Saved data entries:
+++

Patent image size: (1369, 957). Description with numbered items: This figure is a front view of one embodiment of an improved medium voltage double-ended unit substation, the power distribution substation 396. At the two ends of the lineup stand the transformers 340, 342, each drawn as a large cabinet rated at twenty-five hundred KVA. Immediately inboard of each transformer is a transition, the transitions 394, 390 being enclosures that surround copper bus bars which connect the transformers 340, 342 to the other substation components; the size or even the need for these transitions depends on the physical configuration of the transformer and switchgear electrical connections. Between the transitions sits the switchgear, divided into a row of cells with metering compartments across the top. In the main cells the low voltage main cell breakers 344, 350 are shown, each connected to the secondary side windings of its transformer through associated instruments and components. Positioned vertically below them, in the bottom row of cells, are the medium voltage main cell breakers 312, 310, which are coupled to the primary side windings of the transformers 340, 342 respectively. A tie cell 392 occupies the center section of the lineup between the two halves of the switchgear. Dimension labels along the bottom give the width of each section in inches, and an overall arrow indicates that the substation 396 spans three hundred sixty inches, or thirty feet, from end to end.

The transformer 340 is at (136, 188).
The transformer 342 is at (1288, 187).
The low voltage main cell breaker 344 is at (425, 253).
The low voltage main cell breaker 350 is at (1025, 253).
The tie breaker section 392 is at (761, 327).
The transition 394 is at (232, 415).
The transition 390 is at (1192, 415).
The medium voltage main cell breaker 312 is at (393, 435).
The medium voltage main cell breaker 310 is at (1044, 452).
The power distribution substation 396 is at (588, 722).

+++

PROBLEM STATEMENT:
Line by line, restate the data exactly.

TASK ANSWER:
Patent image size: (1369, 957). Description with numbered items: This figure is a front view of one embodiment of an improved medium voltage double-ended unit substation, the power distribution substation 396. At the two ends of the lineup stand the transformers 340, 342, each drawn as a large cabinet rated at twenty-five hundred KVA. Immediately inboard of each transformer is a transition, the transitions 394, 390 being enclosures that surround copper bus bars which connect the transformers 340, 342 to the other substation components; the size or even the need for these transitions depends on the physical configuration of the transformer and switchgear electrical connections. Between the transitions sits the switchgear, divided into a row of cells with metering compartments across the top. In the main cells the low voltage main cell breakers 344, 350 are shown, each connected to the secondary side windings of its transformer through associated instruments and components. Positioned vertically below them, in the bottom row of cells, are the medium voltage main cell breakers 312, 310, which are coupled to the primary side windings of the transformers 340, 342 respectively. A tie cell 392 occupies the center section of the lineup between the two halves of the switchgear. Dimension labels along the bottom give the width of each section in inches, and an overall arrow indicates that the substation 396 spans three hundred sixty inches, or thirty feet, from end to end.

The transformer 340 is at (136, 188).
The transformer 342 is at (1288, 187).
The low voltage main cell breaker 344 is at (425, 253).
The low voltage main cell breaker 350 is at (1025, 253).
The tie breaker section 392 is at (761, 327).
The transition 394 is at (232, 415).
The transition 390 is at (1192, 415).
The medium voltage main cell breaker 312 is at (393, 435).
The medium voltage main cell breaker 310 is at (1044, 452).
The power distribution substation 396 is at (588, 722).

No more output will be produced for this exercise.